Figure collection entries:
-*-*-

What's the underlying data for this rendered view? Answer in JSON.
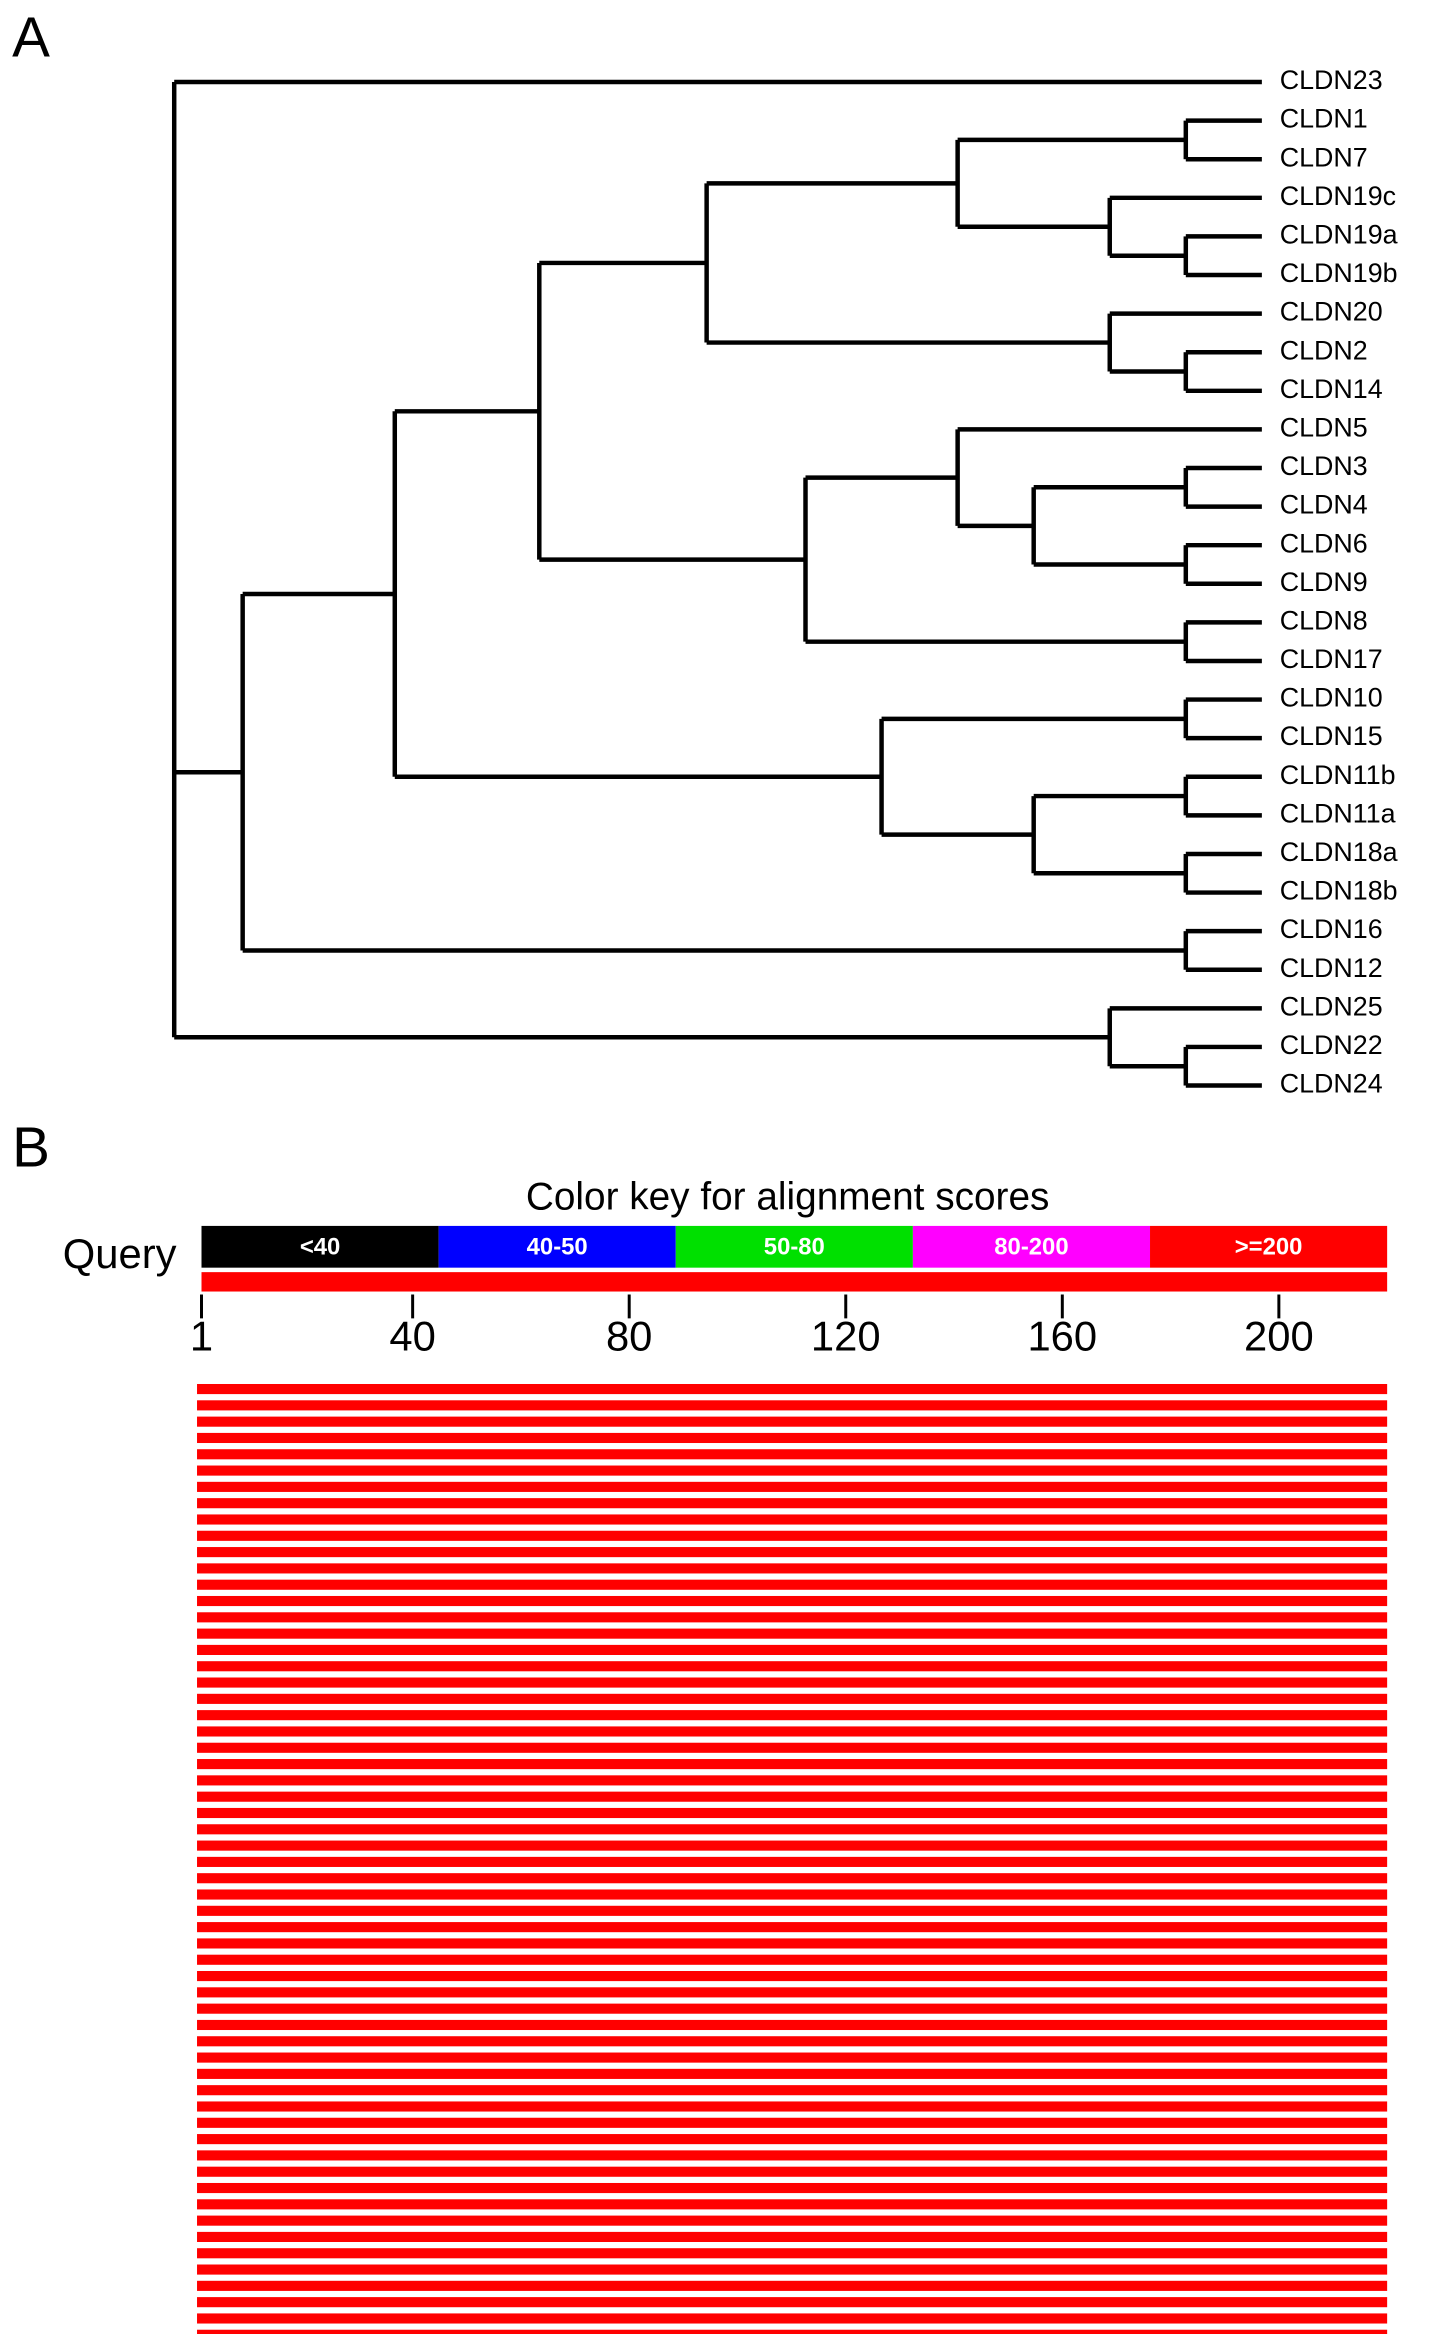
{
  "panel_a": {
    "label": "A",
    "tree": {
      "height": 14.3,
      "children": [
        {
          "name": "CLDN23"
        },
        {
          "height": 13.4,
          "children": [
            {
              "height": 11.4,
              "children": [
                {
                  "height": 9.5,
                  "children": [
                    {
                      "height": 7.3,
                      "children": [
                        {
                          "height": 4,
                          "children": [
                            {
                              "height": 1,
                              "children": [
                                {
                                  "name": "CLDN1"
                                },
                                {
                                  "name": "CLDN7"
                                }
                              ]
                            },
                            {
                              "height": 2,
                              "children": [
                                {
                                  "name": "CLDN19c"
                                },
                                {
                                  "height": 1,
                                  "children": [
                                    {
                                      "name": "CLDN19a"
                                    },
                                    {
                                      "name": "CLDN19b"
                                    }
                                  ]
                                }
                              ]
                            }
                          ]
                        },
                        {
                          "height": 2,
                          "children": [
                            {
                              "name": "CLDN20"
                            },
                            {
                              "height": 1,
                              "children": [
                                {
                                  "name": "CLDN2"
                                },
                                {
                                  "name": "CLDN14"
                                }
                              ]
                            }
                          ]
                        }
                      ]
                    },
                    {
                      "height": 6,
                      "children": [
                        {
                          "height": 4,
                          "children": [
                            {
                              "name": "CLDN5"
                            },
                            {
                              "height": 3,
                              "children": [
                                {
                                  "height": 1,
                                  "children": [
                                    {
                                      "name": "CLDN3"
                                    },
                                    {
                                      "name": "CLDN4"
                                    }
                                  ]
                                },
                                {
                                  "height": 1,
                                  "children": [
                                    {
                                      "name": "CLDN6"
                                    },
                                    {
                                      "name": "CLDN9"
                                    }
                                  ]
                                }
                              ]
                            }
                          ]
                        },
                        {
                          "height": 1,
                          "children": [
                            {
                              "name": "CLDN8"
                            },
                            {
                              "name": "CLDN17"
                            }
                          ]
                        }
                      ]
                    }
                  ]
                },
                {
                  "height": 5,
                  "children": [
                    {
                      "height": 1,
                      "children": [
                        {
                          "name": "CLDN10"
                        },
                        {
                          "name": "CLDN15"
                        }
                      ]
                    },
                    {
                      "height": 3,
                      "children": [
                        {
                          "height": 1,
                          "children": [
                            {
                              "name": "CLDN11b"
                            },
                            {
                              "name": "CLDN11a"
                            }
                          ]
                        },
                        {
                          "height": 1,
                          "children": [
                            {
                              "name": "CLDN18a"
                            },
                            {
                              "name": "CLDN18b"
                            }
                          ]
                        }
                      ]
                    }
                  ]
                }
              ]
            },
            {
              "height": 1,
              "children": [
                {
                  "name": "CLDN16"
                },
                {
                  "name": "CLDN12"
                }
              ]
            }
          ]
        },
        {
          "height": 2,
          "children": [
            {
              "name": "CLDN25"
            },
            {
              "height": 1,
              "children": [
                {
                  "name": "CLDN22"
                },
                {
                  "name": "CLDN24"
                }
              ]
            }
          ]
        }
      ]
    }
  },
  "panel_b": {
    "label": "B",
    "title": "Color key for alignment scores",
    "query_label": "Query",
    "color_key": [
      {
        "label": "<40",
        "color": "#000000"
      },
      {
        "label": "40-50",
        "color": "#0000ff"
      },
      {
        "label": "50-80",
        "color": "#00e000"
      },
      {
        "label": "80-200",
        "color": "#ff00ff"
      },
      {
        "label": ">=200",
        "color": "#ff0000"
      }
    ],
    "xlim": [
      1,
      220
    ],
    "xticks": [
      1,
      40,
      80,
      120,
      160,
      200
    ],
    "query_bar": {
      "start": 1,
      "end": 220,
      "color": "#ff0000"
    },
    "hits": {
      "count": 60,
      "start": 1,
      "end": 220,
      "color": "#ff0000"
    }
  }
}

-*-*-

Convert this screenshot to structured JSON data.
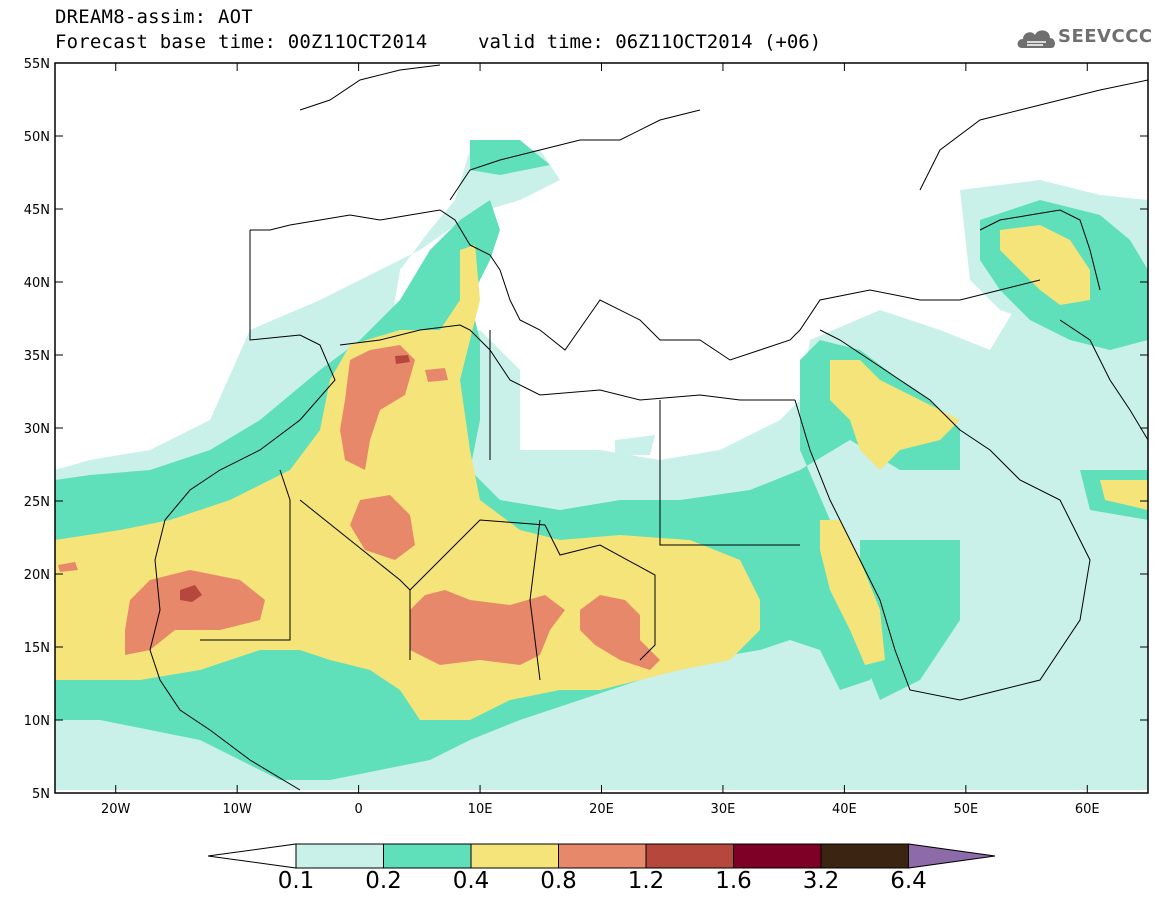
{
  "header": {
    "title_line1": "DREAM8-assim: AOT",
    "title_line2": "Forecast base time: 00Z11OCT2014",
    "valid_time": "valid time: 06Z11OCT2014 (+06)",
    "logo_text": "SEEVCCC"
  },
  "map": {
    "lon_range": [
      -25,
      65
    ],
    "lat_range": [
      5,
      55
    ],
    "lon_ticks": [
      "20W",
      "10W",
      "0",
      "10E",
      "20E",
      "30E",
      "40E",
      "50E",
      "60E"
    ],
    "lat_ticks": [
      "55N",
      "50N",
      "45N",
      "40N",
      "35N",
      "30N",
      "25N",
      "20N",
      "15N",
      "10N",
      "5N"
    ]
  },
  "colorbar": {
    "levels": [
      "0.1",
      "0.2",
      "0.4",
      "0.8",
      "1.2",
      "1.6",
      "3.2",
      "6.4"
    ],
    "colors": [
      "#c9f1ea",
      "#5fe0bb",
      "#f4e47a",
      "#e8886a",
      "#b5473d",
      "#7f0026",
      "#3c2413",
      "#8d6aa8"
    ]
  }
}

-*-*-

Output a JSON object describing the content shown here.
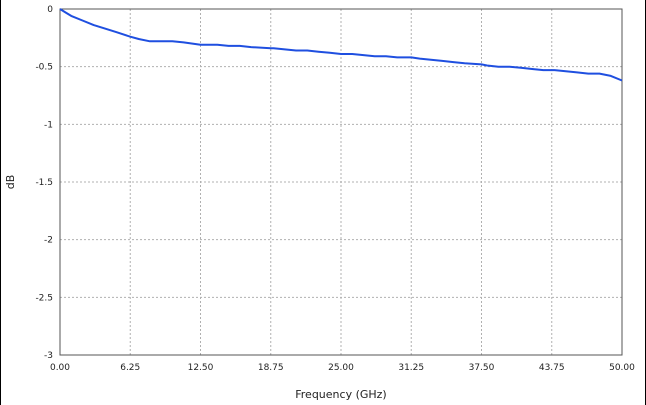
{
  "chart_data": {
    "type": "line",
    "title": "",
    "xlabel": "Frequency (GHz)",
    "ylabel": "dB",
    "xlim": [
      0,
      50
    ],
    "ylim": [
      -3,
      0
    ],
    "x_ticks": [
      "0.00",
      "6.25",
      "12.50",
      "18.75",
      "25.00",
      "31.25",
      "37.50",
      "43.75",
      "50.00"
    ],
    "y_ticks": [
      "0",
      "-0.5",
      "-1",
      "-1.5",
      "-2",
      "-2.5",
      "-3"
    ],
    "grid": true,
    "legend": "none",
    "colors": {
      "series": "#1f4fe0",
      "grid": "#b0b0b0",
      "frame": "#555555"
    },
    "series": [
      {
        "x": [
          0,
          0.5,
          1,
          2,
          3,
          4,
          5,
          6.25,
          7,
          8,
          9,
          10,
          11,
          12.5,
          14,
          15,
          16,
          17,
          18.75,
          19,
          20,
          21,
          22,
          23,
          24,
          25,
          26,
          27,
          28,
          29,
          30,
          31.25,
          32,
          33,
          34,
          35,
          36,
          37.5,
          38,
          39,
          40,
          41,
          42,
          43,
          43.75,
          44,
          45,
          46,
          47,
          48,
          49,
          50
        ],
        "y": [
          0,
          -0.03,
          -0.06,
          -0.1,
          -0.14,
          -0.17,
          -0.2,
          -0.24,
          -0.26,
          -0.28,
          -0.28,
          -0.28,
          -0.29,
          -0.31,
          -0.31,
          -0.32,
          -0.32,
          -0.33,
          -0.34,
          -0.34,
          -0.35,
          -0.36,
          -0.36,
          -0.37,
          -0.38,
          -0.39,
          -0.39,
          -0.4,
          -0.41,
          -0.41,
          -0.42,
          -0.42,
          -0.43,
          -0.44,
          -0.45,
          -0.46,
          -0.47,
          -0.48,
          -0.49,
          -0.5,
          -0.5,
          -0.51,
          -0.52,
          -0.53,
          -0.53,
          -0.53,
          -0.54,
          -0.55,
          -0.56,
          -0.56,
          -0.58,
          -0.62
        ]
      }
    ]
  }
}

-*-*-

GIVEN EXERCISE: Pick out the lines containing the string "JSON".

WRITTEN SOLUTION:
What's the underlying data for this rendered view? Answer in JSON.
Convert this screenshot to structured JSON data.
Output a JSON object describing the content shown here.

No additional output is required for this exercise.